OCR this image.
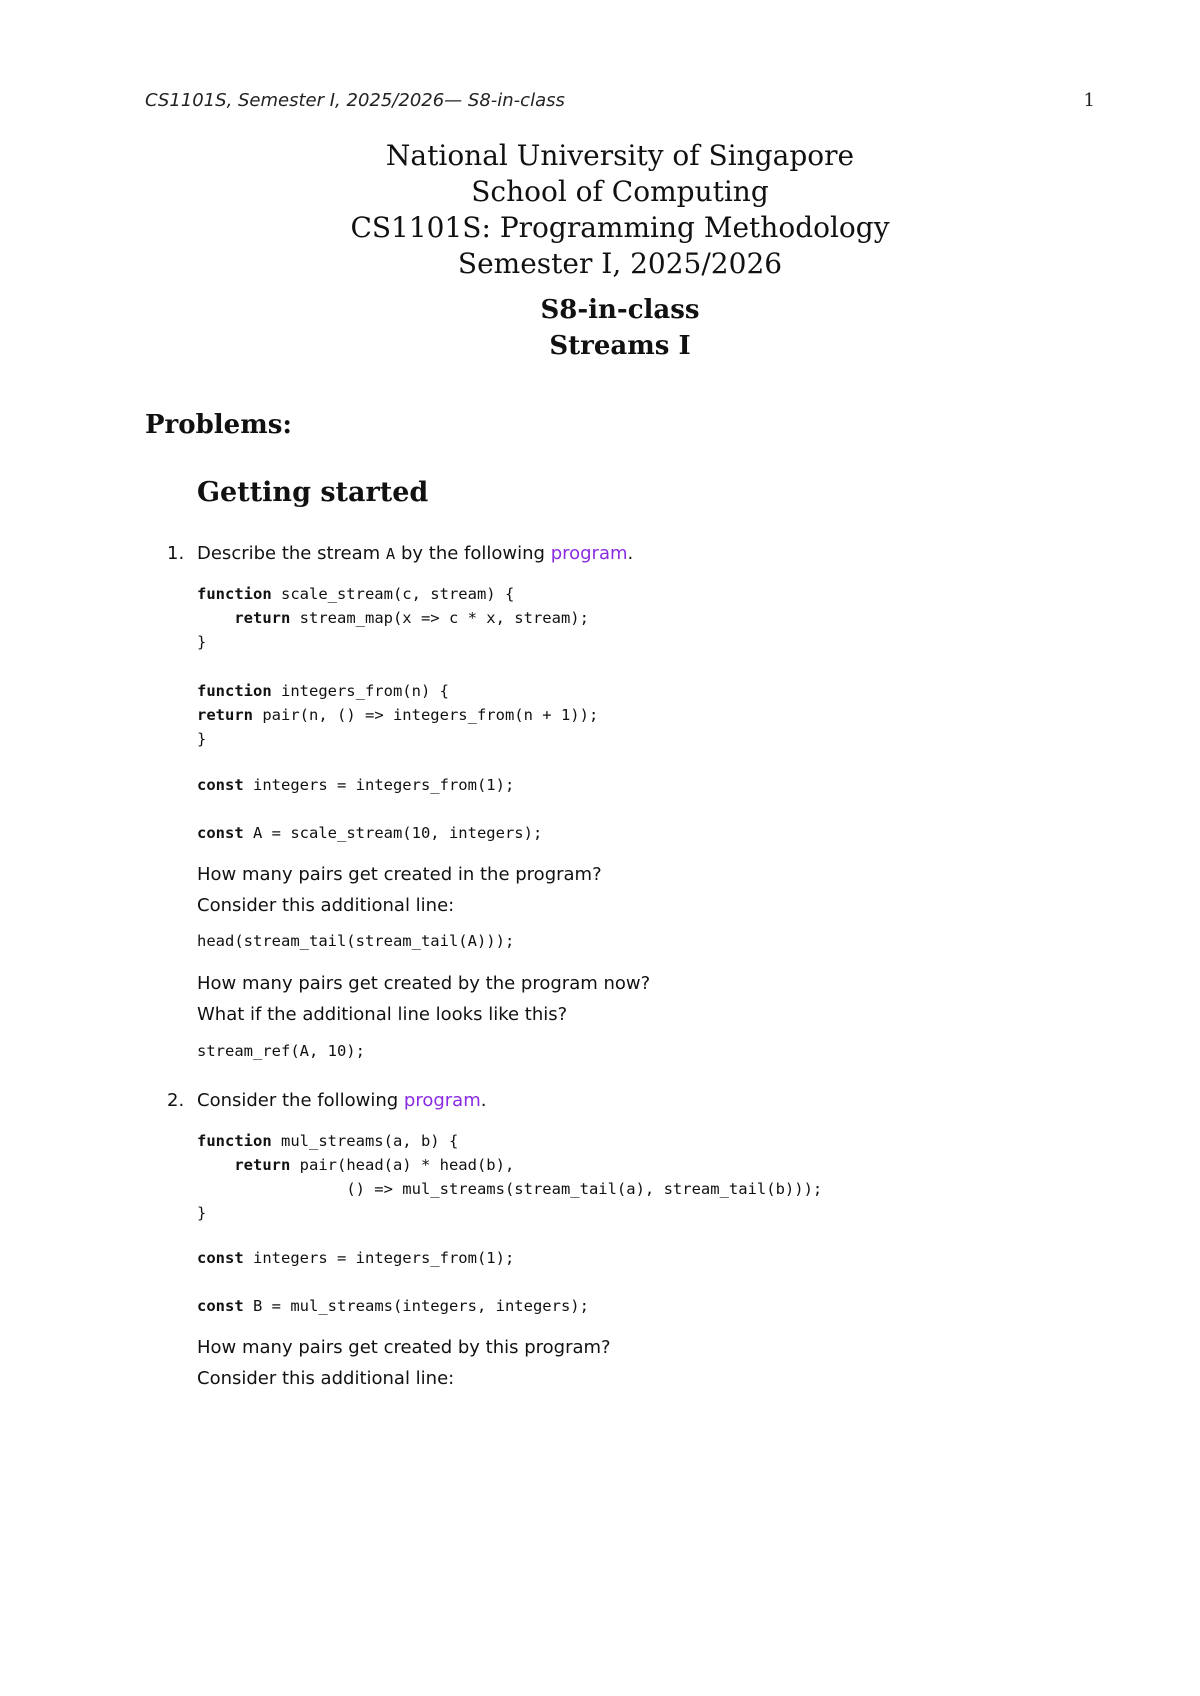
CS1101S, Semester I, 2025/2026— S8-in-class	1
National University of Singapore
School of Computing
CS1101S: Programming Methodology
Semester I, 2025/2026
S8-in-class
Streams I
Problems:
Getting started
1. Describe the stream A by the following program.
function scale_stream(c, stream) {
return stream_map(x => c * x, stream);
}
function integers_from(n) {
return pair(n, () => integers_from(n + 1));
}
const integers = integers_from(1);
const A = scale_stream(10, integers);
How many pairs get created in the program?
Consider this additional line:
head(stream_tail(stream_tail(A)));
How many pairs get created by the program now?
What if the additional line looks like this?
stream_ref(A, 10);
2. Consider the following program.
function mul_streams(a, b) {
return pair(head(a) * head(b),
() => mul_streams(stream_tail(a), stream_tail(b)));
}
const integers = integers_from(1);
const B = mul_streams(integers, integers);
How many pairs get created by this program?
Consider this additional line:
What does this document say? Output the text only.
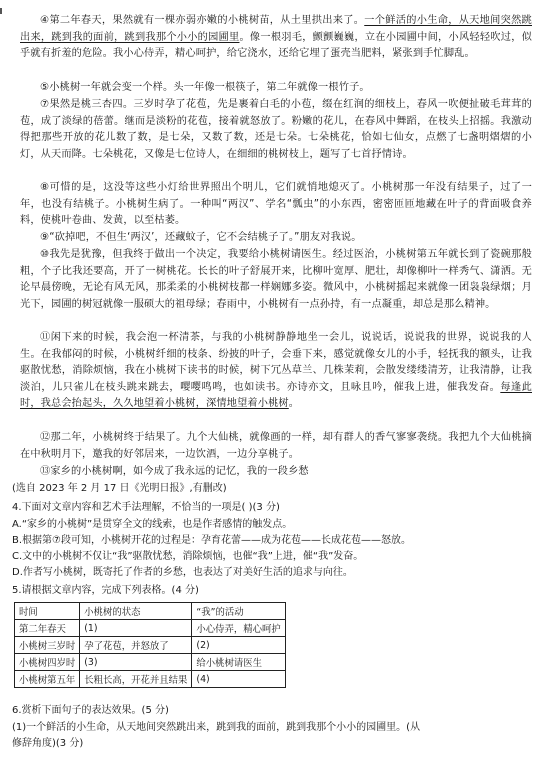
④第二年春天，果然就有一棵亦弱亦嫩的小桃树苗，从土里拱出来了。一个鲜活的小生命，从天地间突然跳出来，跳到我的面前，跳到我那个小小的园圃里。像一根羽毛，颤颤巍巍，立在小园圃中间，小风轻轻吹过，似乎就有折羞的危险。我小心侍弄，精心呵护，给它浇水，还给它埋了蛋壳当肥料，紧张到手忙脚乱。

⑤小桃树一年就会变一个样。头一年像一根筷子，第二年就像一根竹子。

⑦果然是桃三杏四。三岁时孕了花苞，先是裹着白毛的小苞，缀在红润的细枝上，春风一吹便扯破毛茸茸的苞，成了淡绿的蓓蕾。继而是淡粉的花苞，接着就怒放了。粉嫩的花儿，在春风中舞蹈，在枝头上招摇。我激动得把那些开放的花儿数了数，是七朵，又数了数，还是七朵。七朵桃花，恰如七仙女，点燃了七盏明熠熠的小灯，从天而降。七朵桃花，又像是七位诗人，在细细的桃树枝上，题写了七首抒情诗。

⑧可惜的是，这没等这些小灯给世界照出个明儿，它们就悄地熄灭了。小桃树那一年没有结果子，过了一年，也没有结桃子。小桃树生病了。一种叫“两汉”、学名“瓢虫”的小东西，密密匝匝地藏在叶子的背面吸食养料，使桃叶卷曲、发黄，以至枯萎。

⑨“砍掉吧，不但生‘两汉’，还藏蚊子，它不会结桃子了。”朋友对我说。

⑩我先是犹豫，但我终于做出一个决定，我要给小桃树请医生。经过医治，小桃树第五年就长到了瓷碗那般粗，个子比我还要高，开了一树桃花。长长的叶子舒展开来，比柳叶宽厚、肥壮，却像柳叶一样秀气、潇洒。无论早晨傍晚，无论有风无风，那柔柔的小桃树枝都一样娴娜多姿。微风中，小桃树摇起来就像一团袅袅绿烟；月光下，园圃的树冠就像一服硕大的祖母绿；春雨中，小桃树有一点孙持，有一点凝重，却总是那么精神。

⑪闲下来的时候，我会泡一杯清茶，与我的小桃树静静地坐一会儿，说说话，说说我的世界，说说我的人生。在我郁闷的时候，小桃树纤细的枝条、纷披的叶子，会垂下来，感觉就像女儿的小手，轻抚我的额头，让我驱散忧愁，消除烦恼，我在小桃树下读书的时候，树下冗丛草兰、几株茉莉，会散发缕缕清芳，让我清静，让我淡泊，儿只雀儿在枝头跳来跳去，嘤嘤鸣鸣，也如读书。亦诗亦文，且咏且吟，催我上进，催我发奋。每逢此时，我总会抬起头，久久地望着小桃树，深情地望着小桃树。

⑫那二年，小桃树终于结果了。九个大仙桃，就像画的一样，却有群人的香气寥寥袭绕。我把九个大仙桃摘在中秋明月下，邀我的好邻居来，一边饮酒，一边分享桃子。

⑬家乡的小桃树啊，如今成了我永远的记忆，我的一段乡愁

(选自 2023 年 2 月 17 日《光明日报》,有删改)

4.下面对文章内容和艺术手法理解，不恰当的一项是( )(3 分)

A.“家乡的小桃树”是贯穿全文的线索，也是作者感情的触发点。

B.根据第⑦段可知，小桃树开花的过程是：孕育花蕾——成为花苞——长成花苞——怒放。

C.文中的小桃树不仅让“我”驱散忧愁，消除烦恼，也催“我”上进，催“我”发奋。

D.作者写小桃树，既寄托了作者的乡愁，也表达了对美好生活的追求与向往。

5.请根据文章内容，完成下列表格。(4 分)

时间	小桃树的状态	“我”的活动
第二年春天	(1)	小心侍弄，精心呵护
小桃树三岁时	孕了花苞，并怒放了	(2)
小桃树四岁时	(3)	给小桃树请医生
小桃树第五年	长粗长高，开花并且结果	(4)

6.赏析下面句子的表达效果。(5 分)

(1)一个鲜活的小生命，从天地间突然跳出来，跳到我的面前，跳到我那个小小的园圃里。(从

修辞角度)(3 分)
■ ■ ■
Stated problem: Repeat the data above exactly, but not the pictures.

Result of this task:
OCR this image.
CS1101S, Semester I, 2025/2026— S8-in-class	1
National University of Singapore
School of Computing
CS1101S: Programming Methodology
Semester I, 2025/2026
S8-in-class
Streams I
Problems:
Getting started
1. Describe the stream A by the following program.
function scale_stream(c, stream) {
return stream_map(x => c * x, stream);
}
function integers_from(n) {
return pair(n, () => integers_from(n + 1));
}
const integers = integers_from(1);
const A = scale_stream(10, integers);
How many pairs get created in the program?
Consider this additional line:
head(stream_tail(stream_tail(A)));
How many pairs get created by the program now?
What if the additional line looks like this?
stream_ref(A, 10);
2. Consider the following program.
function mul_streams(a, b) {
return pair(head(a) * head(b),
() => mul_streams(stream_tail(a), stream_tail(b)));
}
const integers = integers_from(1);
const B = mul_streams(integers, integers);
How many pairs get created by this program?
Consider this additional line:
What does this document say? Output the text only.
④第二年春天，果然就有一棵亦弱亦嫩的小桃树苗，从土里拱出来了。一个鲜活的小生命，从天地间突然跳出来，跳到我的面前，跳到我那个小小的园圃里。像一根羽毛，颤颤巍巍，立在小园圃中间，小风轻轻吹过，似乎就有折羞的危险。我小心侍弄，精心呵护，给它浇水，还给它埋了蛋壳当肥料，紧张到手忙脚乱。

⑤小桃树一年就会变一个样。头一年像一根筷子，第二年就像一根竹子。

⑦果然是桃三杏四。三岁时孕了花苞，先是裹着白毛的小苞，缀在红润的细枝上，春风一吹便扯破毛茸茸的苞，成了淡绿的蓓蕾。继而是淡粉的花苞，接着就怒放了。粉嫩的花儿，在春风中舞蹈，在枝头上招摇。我激动得把那些开放的花儿数了数，是七朵，又数了数，还是七朵。七朵桃花，恰如七仙女，点燃了七盏明熠熠的小灯，从天而降。七朵桃花，又像是七位诗人，在细细的桃树枝上，题写了七首抒情诗。

⑧可惜的是，这没等这些小灯给世界照出个明儿，它们就悄地熄灭了。小桃树那一年没有结果子，过了一年，也没有结桃子。小桃树生病了。一种叫“两汉”、学名“瓢虫”的小东西，密密匝匝地藏在叶子的背面吸食养料，使桃叶卷曲、发黄，以至枯萎。

⑨“砍掉吧，不但生‘两汉’，还藏蚊子，它不会结桃子了。”朋友对我说。

⑩我先是犹豫，但我终于做出一个决定，我要给小桃树请医生。经过医治，小桃树第五年就长到了瓷碗那般粗，个子比我还要高，开了一树桃花。长长的叶子舒展开来，比柳叶宽厚、肥壮，却像柳叶一样秀气、潇洒。无论早晨傍晚，无论有风无风，那柔柔的小桃树枝都一样娴娜多姿。微风中，小桃树摇起来就像一团袅袅绿烟；月光下，园圃的树冠就像一服硕大的祖母绿；春雨中，小桃树有一点孙持，有一点凝重，却总是那么精神。

⑪闲下来的时候，我会泡一杯清茶，与我的小桃树静静地坐一会儿，说说话，说说我的世界，说说我的人生。在我郁闷的时候，小桃树纤细的枝条、纷披的叶子，会垂下来，感觉就像女儿的小手，轻抚我的额头，让我驱散忧愁，消除烦恼，我在小桃树下读书的时候，树下冗丛草兰、几株茉莉，会散发缕缕清芳，让我清静，让我淡泊，儿只雀儿在枝头跳来跳去，嘤嘤鸣鸣，也如读书。亦诗亦文，且咏且吟，催我上进，催我发奋。每逢此时，我总会抬起头，久久地望着小桃树，深情地望着小桃树。

⑫那二年，小桃树终于结果了。九个大仙桃，就像画的一样，却有群人的香气寥寥袭绕。我把九个大仙桃摘在中秋明月下，邀我的好邻居来，一边饮酒，一边分享桃子。

⑬家乡的小桃树啊，如今成了我永远的记忆，我的一段乡愁

(选自 2023 年 2 月 17 日《光明日报》,有删改)

4.下面对文章内容和艺术手法理解，不恰当的一项是( )(3 分)

A.“家乡的小桃树”是贯穿全文的线索，也是作者感情的触发点。

B.根据第⑦段可知，小桃树开花的过程是：孕育花蕾——成为花苞——长成花苞——怒放。

C.文中的小桃树不仅让“我”驱散忧愁，消除烦恼，也催“我”上进，催“我”发奋。

D.作者写小桃树，既寄托了作者的乡愁，也表达了对美好生活的追求与向往。

5.请根据文章内容，完成下列表格。(4 分)

时间	小桃树的状态	“我”的活动
第二年春天	(1)	小心侍弄，精心呵护
小桃树三岁时	孕了花苞，并怒放了	(2)
小桃树四岁时	(3)	给小桃树请医生
小桃树第五年	长粗长高，开花并且结果	(4)

6.赏析下面句子的表达效果。(5 分)

(1)一个鲜活的小生命，从天地间突然跳出来，跳到我的面前，跳到我那个小小的园圃里。(从

修辞角度)(3 分)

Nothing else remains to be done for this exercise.